- **Task details**:
Using the material below, copy every line where "作出一个即可" appears.

::: Data for the task :::

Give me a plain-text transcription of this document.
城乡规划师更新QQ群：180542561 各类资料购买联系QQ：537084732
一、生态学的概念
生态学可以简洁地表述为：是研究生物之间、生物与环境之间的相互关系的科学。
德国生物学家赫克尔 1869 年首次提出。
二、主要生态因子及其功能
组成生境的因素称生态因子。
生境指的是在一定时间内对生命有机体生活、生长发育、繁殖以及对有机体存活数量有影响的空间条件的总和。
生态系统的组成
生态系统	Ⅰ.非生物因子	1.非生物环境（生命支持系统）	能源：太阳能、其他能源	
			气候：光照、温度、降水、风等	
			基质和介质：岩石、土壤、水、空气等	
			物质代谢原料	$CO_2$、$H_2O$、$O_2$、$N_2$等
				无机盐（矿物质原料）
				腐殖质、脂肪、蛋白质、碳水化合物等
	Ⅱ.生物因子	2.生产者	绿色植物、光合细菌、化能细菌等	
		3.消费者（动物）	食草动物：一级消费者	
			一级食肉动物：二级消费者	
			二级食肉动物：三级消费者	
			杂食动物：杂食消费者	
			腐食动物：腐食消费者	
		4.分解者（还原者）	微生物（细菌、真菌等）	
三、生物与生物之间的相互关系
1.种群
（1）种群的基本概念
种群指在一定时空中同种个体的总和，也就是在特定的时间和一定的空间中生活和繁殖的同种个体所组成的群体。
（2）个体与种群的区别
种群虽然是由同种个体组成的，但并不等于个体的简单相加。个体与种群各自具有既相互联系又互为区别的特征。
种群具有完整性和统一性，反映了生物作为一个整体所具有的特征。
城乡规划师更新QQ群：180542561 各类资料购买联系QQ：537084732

:::
::: Data for the task :::

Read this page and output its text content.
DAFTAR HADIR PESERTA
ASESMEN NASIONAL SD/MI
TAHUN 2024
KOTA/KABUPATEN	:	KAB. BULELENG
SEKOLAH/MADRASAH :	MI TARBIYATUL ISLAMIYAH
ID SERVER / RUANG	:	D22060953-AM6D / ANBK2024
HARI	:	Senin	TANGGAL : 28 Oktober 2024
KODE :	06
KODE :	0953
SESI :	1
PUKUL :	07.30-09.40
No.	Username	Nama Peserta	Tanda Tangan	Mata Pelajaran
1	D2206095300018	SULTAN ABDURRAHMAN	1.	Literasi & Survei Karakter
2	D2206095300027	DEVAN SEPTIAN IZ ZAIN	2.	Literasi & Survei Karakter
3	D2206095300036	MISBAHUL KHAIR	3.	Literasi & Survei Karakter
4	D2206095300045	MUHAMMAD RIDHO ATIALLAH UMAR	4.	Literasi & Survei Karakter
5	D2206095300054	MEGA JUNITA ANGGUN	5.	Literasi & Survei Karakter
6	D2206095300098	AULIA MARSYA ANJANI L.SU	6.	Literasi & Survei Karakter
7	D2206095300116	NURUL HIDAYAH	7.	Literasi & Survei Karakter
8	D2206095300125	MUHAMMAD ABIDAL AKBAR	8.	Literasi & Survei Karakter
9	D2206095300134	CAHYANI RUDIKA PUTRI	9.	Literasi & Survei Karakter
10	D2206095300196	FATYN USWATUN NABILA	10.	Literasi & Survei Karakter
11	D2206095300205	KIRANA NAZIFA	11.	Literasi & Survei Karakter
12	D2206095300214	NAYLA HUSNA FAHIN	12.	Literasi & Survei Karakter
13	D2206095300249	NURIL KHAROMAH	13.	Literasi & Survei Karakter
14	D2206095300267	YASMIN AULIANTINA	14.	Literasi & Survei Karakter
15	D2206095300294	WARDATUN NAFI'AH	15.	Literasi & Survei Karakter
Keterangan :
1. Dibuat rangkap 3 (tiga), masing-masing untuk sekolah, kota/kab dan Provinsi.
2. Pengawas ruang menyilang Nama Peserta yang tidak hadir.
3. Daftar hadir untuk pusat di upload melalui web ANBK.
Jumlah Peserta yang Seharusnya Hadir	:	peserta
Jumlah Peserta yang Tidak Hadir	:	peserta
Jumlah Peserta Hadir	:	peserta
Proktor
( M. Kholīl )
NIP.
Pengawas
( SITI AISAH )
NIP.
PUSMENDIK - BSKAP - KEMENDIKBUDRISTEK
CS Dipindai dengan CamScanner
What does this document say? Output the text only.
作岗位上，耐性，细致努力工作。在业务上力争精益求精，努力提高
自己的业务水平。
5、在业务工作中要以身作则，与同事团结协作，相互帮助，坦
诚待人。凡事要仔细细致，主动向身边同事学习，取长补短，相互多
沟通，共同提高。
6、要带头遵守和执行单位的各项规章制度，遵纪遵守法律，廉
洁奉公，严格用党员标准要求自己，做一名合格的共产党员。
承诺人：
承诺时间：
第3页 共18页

:::
::: Data for the task :::

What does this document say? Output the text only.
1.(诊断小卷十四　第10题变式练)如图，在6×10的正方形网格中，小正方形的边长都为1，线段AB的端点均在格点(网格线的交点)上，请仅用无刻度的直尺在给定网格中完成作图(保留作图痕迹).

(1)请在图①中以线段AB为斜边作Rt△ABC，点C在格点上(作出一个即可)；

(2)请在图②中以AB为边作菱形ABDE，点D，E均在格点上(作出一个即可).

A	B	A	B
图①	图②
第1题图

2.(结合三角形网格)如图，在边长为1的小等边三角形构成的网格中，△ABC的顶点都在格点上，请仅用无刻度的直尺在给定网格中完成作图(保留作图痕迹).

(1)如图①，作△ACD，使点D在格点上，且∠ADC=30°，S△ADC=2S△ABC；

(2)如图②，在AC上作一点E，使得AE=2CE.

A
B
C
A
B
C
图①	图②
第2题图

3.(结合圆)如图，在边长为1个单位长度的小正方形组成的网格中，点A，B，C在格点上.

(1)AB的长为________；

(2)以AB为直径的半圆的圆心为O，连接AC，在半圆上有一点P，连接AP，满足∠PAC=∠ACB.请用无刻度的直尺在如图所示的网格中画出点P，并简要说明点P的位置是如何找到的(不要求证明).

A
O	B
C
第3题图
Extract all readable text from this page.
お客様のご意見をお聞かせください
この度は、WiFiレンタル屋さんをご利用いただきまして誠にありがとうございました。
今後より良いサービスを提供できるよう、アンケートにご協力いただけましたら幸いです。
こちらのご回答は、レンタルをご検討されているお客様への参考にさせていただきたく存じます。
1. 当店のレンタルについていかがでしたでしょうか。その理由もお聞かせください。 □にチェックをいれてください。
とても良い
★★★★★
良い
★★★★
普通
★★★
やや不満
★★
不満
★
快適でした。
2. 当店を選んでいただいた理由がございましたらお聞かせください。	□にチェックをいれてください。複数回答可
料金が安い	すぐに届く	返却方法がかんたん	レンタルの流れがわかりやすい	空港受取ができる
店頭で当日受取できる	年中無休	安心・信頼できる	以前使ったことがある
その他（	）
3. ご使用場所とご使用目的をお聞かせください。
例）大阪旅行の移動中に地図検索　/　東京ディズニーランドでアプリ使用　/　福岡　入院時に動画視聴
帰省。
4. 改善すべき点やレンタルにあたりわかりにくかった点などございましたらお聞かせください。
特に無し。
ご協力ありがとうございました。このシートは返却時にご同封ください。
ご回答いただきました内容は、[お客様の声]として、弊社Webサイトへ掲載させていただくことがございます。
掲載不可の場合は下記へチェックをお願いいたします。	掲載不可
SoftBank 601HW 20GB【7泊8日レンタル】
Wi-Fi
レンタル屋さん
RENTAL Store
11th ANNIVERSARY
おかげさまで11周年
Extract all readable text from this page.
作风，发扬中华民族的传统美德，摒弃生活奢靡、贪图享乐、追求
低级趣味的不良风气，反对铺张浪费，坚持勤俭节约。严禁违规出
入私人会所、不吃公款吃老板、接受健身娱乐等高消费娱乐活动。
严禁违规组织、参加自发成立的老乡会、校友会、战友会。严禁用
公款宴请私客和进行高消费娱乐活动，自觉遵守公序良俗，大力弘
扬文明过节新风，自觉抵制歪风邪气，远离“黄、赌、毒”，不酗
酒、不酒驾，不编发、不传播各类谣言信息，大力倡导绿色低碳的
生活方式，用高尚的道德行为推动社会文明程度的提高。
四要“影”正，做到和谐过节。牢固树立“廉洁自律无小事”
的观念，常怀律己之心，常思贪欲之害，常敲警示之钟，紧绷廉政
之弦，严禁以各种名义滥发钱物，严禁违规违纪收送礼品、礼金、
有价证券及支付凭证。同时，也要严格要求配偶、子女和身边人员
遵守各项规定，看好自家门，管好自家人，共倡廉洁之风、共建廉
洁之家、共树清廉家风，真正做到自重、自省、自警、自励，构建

:::

- **Solution to the problem**:
(1)请在图①中以线段AB为斜边作Rt△ABC，点C在格点上(作出一个即可)；
(2)请在图②中以AB为边作菱形ABDE，点D，E均在格点上(作出一个即可).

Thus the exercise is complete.